-- WHAT TO PRODUCE --
Note how many lines include the word "Given", and give that number by itself.

-- RAW RECORDS --
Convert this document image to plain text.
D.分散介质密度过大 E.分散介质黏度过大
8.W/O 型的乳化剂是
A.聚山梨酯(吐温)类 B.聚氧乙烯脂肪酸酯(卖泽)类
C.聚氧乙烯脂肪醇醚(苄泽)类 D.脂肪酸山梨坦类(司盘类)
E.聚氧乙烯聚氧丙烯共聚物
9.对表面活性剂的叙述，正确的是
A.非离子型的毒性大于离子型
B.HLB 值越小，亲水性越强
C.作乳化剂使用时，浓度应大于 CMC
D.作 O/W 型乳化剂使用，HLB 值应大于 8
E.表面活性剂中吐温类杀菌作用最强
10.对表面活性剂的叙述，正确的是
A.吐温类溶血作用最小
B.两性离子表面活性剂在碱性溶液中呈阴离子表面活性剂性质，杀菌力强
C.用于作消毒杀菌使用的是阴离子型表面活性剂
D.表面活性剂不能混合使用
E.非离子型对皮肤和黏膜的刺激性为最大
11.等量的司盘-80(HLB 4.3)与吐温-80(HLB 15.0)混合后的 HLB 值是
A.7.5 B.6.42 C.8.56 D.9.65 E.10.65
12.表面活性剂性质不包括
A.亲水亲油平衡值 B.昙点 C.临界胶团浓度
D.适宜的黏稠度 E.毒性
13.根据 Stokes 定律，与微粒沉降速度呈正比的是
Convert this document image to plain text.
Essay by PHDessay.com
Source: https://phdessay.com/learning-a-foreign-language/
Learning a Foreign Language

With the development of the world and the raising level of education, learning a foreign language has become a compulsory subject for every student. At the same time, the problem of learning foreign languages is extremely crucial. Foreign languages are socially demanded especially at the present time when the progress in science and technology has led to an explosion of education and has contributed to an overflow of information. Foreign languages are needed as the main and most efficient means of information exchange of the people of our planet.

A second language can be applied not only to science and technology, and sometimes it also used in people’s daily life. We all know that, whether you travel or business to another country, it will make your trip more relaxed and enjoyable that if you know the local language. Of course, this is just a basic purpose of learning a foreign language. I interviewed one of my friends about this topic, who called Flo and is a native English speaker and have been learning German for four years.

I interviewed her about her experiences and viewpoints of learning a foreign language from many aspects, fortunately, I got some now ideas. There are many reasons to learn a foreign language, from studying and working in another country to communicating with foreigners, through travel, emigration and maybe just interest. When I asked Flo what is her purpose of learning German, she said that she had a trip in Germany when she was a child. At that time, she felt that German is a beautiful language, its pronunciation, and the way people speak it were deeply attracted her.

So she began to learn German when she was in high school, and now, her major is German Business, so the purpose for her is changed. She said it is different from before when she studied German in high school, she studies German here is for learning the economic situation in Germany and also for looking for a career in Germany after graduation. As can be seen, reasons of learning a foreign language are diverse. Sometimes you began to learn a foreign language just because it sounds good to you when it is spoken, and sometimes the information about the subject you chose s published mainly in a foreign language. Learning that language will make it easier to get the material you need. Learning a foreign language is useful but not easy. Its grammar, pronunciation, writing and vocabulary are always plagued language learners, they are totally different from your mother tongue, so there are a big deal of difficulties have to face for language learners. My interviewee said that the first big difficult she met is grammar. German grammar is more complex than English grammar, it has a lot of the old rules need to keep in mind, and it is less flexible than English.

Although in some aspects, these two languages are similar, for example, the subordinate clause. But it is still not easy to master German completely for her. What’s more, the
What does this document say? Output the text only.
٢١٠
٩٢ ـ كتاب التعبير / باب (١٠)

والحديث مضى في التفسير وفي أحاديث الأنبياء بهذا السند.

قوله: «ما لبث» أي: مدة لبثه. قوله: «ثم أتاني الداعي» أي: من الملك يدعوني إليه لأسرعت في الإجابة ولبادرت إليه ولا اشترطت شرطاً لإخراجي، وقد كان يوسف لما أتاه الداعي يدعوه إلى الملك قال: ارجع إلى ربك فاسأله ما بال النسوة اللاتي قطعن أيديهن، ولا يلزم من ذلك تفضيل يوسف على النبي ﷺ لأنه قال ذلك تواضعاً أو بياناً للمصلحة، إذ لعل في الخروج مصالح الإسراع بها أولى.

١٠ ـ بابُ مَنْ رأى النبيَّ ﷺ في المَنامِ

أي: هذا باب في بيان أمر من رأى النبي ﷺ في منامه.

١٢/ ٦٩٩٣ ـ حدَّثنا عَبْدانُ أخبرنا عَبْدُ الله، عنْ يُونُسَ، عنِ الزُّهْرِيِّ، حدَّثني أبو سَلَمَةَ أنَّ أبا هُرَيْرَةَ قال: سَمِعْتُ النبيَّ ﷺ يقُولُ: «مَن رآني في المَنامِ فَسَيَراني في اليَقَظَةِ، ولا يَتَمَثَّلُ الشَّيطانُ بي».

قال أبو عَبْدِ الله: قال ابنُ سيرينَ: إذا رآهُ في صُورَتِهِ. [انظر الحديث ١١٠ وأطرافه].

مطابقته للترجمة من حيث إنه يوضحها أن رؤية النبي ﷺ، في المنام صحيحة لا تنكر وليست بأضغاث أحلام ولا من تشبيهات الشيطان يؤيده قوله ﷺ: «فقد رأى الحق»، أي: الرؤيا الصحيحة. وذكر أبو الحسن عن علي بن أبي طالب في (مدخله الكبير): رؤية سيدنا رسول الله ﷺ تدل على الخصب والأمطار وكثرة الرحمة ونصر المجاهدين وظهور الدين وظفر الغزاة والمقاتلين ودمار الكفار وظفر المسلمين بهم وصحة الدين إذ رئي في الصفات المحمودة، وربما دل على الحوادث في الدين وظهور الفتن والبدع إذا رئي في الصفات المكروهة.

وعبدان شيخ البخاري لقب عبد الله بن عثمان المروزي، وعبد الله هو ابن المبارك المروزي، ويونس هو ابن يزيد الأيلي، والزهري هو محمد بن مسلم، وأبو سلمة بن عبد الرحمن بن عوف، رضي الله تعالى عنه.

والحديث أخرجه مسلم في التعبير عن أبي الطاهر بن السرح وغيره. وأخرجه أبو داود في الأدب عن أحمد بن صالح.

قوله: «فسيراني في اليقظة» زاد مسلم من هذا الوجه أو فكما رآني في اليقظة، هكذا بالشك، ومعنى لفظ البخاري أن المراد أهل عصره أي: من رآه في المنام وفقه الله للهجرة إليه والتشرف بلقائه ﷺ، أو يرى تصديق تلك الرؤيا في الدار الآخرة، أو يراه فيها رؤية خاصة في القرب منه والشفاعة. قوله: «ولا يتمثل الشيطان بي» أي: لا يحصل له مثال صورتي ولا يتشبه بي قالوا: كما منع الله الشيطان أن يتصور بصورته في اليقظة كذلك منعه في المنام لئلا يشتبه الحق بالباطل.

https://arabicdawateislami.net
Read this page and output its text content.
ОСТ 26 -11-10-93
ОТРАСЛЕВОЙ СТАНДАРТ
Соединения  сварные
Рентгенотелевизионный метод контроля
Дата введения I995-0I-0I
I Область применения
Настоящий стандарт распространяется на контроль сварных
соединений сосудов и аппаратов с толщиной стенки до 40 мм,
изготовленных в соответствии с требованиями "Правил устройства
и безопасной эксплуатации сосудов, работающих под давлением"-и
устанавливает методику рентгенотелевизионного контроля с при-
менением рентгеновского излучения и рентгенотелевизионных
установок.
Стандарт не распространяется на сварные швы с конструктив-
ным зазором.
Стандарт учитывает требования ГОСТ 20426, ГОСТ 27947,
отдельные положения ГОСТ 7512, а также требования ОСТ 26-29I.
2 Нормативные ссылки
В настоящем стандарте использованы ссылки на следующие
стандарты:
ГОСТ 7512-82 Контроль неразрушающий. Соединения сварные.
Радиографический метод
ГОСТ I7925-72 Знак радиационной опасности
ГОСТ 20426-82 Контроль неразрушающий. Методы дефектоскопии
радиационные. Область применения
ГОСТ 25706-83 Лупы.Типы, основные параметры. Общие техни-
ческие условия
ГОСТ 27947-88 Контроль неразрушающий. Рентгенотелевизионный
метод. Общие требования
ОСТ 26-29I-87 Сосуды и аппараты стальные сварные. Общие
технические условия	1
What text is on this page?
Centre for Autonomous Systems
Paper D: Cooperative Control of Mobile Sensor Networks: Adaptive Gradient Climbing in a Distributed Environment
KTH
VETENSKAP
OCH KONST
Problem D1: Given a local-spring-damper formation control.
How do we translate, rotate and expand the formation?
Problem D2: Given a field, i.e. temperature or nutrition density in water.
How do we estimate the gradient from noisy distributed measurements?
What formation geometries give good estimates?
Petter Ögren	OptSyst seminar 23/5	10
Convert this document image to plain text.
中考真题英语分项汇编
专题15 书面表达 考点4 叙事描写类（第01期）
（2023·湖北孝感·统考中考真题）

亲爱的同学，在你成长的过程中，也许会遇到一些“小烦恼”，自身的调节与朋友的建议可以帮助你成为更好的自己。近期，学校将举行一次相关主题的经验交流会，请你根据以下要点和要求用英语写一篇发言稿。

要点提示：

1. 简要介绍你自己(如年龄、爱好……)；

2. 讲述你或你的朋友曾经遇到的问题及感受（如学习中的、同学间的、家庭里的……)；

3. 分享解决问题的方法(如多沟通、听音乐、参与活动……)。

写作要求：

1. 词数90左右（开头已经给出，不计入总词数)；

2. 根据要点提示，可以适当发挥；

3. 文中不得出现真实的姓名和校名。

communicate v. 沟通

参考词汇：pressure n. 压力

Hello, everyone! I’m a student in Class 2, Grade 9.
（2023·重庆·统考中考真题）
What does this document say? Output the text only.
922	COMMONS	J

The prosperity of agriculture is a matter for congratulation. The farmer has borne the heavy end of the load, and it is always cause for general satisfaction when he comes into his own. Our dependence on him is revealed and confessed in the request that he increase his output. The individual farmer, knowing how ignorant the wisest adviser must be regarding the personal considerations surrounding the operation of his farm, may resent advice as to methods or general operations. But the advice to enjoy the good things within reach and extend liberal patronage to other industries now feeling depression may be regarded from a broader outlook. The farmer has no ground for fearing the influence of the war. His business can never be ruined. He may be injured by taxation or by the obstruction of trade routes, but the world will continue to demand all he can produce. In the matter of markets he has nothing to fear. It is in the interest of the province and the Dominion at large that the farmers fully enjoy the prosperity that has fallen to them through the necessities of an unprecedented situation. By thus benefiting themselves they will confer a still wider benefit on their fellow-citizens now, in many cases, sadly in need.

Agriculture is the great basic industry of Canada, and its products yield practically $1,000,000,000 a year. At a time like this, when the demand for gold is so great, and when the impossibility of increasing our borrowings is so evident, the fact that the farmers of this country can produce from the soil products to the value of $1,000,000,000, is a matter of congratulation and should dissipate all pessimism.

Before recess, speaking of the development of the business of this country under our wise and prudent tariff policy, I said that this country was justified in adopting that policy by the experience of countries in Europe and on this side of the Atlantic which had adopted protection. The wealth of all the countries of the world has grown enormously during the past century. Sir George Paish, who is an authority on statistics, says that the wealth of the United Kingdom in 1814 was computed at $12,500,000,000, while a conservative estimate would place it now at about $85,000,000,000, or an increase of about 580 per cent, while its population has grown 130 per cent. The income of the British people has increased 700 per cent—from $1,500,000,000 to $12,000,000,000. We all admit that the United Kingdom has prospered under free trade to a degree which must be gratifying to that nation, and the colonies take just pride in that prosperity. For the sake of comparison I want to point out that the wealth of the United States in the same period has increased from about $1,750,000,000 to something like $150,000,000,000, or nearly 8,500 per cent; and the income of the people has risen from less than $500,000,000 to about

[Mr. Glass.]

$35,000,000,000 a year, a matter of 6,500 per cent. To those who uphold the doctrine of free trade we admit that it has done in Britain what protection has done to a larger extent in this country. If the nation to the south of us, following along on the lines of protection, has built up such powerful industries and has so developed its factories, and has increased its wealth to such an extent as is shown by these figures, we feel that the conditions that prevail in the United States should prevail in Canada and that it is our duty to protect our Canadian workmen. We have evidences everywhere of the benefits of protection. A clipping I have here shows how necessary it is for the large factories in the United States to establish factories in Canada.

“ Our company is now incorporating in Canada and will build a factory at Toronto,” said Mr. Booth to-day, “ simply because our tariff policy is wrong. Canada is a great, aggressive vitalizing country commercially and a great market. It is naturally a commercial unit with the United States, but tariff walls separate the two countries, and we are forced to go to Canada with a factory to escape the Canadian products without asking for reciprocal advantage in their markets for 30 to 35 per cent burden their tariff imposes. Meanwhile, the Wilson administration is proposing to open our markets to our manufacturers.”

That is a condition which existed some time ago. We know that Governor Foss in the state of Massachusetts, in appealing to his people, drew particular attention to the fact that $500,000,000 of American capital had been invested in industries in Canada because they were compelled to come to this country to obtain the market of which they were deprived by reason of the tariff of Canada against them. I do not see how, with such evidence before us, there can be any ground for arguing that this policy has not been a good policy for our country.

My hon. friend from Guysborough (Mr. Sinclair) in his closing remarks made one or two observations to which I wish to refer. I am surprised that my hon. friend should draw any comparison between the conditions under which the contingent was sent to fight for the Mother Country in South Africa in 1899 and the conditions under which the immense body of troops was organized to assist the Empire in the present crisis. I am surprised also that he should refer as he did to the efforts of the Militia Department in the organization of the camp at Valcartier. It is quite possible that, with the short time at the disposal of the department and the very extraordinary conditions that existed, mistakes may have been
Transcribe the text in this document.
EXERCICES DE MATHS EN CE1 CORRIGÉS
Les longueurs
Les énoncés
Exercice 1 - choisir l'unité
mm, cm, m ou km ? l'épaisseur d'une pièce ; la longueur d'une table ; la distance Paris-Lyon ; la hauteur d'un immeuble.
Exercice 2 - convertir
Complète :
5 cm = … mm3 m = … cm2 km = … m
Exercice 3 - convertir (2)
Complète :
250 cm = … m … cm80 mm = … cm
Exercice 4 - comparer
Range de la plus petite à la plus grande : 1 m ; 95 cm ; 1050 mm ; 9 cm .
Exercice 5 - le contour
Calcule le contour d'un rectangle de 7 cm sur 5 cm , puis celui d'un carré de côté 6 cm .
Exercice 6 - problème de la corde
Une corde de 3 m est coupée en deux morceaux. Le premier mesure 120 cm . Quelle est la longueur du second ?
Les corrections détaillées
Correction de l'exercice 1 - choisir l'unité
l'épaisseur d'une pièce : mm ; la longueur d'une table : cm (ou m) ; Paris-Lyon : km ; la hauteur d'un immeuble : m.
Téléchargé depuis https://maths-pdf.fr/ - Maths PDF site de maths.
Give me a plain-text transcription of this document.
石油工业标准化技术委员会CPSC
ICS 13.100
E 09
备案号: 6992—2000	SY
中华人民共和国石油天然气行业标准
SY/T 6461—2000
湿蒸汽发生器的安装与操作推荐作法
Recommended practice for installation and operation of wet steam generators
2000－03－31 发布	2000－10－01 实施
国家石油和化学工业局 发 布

-- SOLUTION FOR THIS PROBLEM --
2